Exercise prompt: Everything in the listing should be restated word for word.

Material provided:
- - -

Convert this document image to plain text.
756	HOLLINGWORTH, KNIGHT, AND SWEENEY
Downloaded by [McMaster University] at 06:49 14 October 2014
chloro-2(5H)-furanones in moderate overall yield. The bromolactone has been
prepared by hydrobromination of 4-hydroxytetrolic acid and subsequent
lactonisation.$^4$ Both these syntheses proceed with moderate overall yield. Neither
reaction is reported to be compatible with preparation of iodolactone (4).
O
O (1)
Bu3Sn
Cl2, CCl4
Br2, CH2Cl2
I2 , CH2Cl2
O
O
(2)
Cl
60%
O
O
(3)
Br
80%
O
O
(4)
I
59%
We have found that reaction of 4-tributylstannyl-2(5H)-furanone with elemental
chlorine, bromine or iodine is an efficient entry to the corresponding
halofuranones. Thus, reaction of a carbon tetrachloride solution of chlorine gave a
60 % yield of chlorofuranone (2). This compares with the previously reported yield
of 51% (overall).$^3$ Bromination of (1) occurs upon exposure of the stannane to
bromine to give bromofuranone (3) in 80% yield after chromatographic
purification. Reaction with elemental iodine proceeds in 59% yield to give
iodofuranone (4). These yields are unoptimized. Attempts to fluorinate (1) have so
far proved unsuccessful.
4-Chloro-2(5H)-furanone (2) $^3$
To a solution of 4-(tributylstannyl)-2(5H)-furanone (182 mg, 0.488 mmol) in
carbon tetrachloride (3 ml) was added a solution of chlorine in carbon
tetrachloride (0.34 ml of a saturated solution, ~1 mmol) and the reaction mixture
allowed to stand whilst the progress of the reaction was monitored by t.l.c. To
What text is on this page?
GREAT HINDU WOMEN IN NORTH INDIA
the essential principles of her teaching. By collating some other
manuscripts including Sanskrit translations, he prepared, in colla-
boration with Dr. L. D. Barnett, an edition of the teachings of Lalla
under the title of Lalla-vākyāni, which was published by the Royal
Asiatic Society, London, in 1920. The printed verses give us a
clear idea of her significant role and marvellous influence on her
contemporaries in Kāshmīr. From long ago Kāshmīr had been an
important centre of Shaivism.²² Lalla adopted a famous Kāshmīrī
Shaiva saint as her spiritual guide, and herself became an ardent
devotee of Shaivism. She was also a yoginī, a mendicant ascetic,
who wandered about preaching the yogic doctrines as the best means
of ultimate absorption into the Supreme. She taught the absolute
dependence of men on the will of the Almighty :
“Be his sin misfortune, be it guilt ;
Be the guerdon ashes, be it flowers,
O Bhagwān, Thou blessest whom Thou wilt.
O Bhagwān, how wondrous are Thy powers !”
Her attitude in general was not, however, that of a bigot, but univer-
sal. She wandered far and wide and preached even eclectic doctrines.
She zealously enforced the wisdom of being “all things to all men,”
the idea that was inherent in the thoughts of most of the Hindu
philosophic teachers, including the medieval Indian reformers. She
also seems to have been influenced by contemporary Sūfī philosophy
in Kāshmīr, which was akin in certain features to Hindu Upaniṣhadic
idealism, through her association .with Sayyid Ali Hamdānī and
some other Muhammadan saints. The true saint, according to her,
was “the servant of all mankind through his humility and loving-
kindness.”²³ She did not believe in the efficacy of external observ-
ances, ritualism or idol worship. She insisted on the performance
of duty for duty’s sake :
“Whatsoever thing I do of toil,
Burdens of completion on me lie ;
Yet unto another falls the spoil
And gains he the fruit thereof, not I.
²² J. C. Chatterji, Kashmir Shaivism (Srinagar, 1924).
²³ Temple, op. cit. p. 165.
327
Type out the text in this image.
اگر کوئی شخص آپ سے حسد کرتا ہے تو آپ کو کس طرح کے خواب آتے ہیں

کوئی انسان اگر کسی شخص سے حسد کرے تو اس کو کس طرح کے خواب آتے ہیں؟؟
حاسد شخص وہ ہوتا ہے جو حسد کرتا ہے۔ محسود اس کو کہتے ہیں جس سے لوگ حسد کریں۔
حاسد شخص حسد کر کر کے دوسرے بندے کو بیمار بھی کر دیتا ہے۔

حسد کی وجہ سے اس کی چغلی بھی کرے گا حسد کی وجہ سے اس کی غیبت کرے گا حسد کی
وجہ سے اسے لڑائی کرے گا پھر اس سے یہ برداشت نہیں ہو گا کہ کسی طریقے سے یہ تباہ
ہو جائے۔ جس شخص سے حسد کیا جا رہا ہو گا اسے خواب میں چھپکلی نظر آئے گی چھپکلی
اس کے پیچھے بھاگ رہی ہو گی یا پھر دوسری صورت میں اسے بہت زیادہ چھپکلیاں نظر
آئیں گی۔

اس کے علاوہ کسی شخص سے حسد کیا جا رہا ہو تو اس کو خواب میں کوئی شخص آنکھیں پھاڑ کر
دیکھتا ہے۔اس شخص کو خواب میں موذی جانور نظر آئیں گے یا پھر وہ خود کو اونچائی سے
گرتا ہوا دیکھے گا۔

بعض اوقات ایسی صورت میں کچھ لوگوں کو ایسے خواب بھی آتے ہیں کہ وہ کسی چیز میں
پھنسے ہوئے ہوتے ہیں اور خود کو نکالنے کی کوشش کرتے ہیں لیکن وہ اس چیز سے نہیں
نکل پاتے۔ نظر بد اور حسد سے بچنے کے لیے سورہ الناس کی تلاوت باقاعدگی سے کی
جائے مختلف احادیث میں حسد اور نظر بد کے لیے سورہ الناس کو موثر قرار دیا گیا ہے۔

- - -

Full answer:
Convert this document image to plain text.
756	HOLLINGWORTH, KNIGHT, AND SWEENEY
Downloaded by [McMaster University] at 06:49 14 October 2014
chloro-2(5H)-furanones in moderate overall yield. The bromolactone has been
prepared by hydrobromination of 4-hydroxytetrolic acid and subsequent
lactonisation.$^4$ Both these syntheses proceed with moderate overall yield. Neither
reaction is reported to be compatible with preparation of iodolactone (4).
O
O (1)
Bu3Sn
Cl2, CCl4
Br2, CH2Cl2
I2 , CH2Cl2
O
O
(2)
Cl
60%
O
O
(3)
Br
80%
O
O
(4)
I
59%
We have found that reaction of 4-tributylstannyl-2(5H)-furanone with elemental
chlorine, bromine or iodine is an efficient entry to the corresponding
halofuranones. Thus, reaction of a carbon tetrachloride solution of chlorine gave a
60 % yield of chlorofuranone (2). This compares with the previously reported yield
of 51% (overall).$^3$ Bromination of (1) occurs upon exposure of the stannane to
bromine to give bromofuranone (3) in 80% yield after chromatographic
purification. Reaction with elemental iodine proceeds in 59% yield to give
iodofuranone (4). These yields are unoptimized. Attempts to fluorinate (1) have so
far proved unsuccessful.
4-Chloro-2(5H)-furanone (2) $^3$
To a solution of 4-(tributylstannyl)-2(5H)-furanone (182 mg, 0.488 mmol) in
carbon tetrachloride (3 ml) was added a solution of chlorine in carbon
tetrachloride (0.34 ml of a saturated solution, ~1 mmol) and the reaction mixture
allowed to stand whilst the progress of the reaction was monitored by t.l.c. To
What text is on this page?
GREAT HINDU WOMEN IN NORTH INDIA
the essential principles of her teaching. By collating some other
manuscripts including Sanskrit translations, he prepared, in colla-
boration with Dr. L. D. Barnett, an edition of the teachings of Lalla
under the title of Lalla-vākyāni, which was published by the Royal
Asiatic Society, London, in 1920. The printed verses give us a
clear idea of her significant role and marvellous influence on her
contemporaries in Kāshmīr. From long ago Kāshmīr had been an
important centre of Shaivism.²² Lalla adopted a famous Kāshmīrī
Shaiva saint as her spiritual guide, and herself became an ardent
devotee of Shaivism. She was also a yoginī, a mendicant ascetic,
who wandered about preaching the yogic doctrines as the best means
of ultimate absorption into the Supreme. She taught the absolute
dependence of men on the will of the Almighty :
“Be his sin misfortune, be it guilt ;
Be the guerdon ashes, be it flowers,
O Bhagwān, Thou blessest whom Thou wilt.
O Bhagwān, how wondrous are Thy powers !”
Her attitude in general was not, however, that of a bigot, but univer-
sal. She wandered far and wide and preached even eclectic doctrines.
She zealously enforced the wisdom of being “all things to all men,”
the idea that was inherent in the thoughts of most of the Hindu
philosophic teachers, including the medieval Indian reformers. She
also seems to have been influenced by contemporary Sūfī philosophy
in Kāshmīr, which was akin in certain features to Hindu Upaniṣhadic
idealism, through her association .with Sayyid Ali Hamdānī and
some other Muhammadan saints. The true saint, according to her,
was “the servant of all mankind through his humility and loving-
kindness.”²³ She did not believe in the efficacy of external observ-
ances, ritualism or idol worship. She insisted on the performance
of duty for duty’s sake :
“Whatsoever thing I do of toil,
Burdens of completion on me lie ;
Yet unto another falls the spoil
And gains he the fruit thereof, not I.
²² J. C. Chatterji, Kashmir Shaivism (Srinagar, 1924).
²³ Temple, op. cit. p. 165.
327
Type out the text in this image.
اگر کوئی شخص آپ سے حسد کرتا ہے تو آپ کو کس طرح کے خواب آتے ہیں

کوئی انسان اگر کسی شخص سے حسد کرے تو اس کو کس طرح کے خواب آتے ہیں؟؟
حاسد شخص وہ ہوتا ہے جو حسد کرتا ہے۔ محسود اس کو کہتے ہیں جس سے لوگ حسد کریں۔
حاسد شخص حسد کر کر کے دوسرے بندے کو بیمار بھی کر دیتا ہے۔

حسد کی وجہ سے اس کی چغلی بھی کرے گا حسد کی وجہ سے اس کی غیبت کرے گا حسد کی
وجہ سے اسے لڑائی کرے گا پھر اس سے یہ برداشت نہیں ہو گا کہ کسی طریقے سے یہ تباہ
ہو جائے۔ جس شخص سے حسد کیا جا رہا ہو گا اسے خواب میں چھپکلی نظر آئے گی چھپکلی
اس کے پیچھے بھاگ رہی ہو گی یا پھر دوسری صورت میں اسے بہت زیادہ چھپکلیاں نظر
آئیں گی۔

اس کے علاوہ کسی شخص سے حسد کیا جا رہا ہو تو اس کو خواب میں کوئی شخص آنکھیں پھاڑ کر
دیکھتا ہے۔اس شخص کو خواب میں موذی جانور نظر آئیں گے یا پھر وہ خود کو اونچائی سے
گرتا ہوا دیکھے گا۔

بعض اوقات ایسی صورت میں کچھ لوگوں کو ایسے خواب بھی آتے ہیں کہ وہ کسی چیز میں
پھنسے ہوئے ہوتے ہیں اور خود کو نکالنے کی کوشش کرتے ہیں لیکن وہ اس چیز سے نہیں
نکل پاتے۔ نظر بد اور حسد سے بچنے کے لیے سورہ الناس کی تلاوت باقاعدگی سے کی
جائے مختلف احادیث میں حسد اور نظر بد کے لیے سورہ الناس کو موثر قرار دیا گیا ہے۔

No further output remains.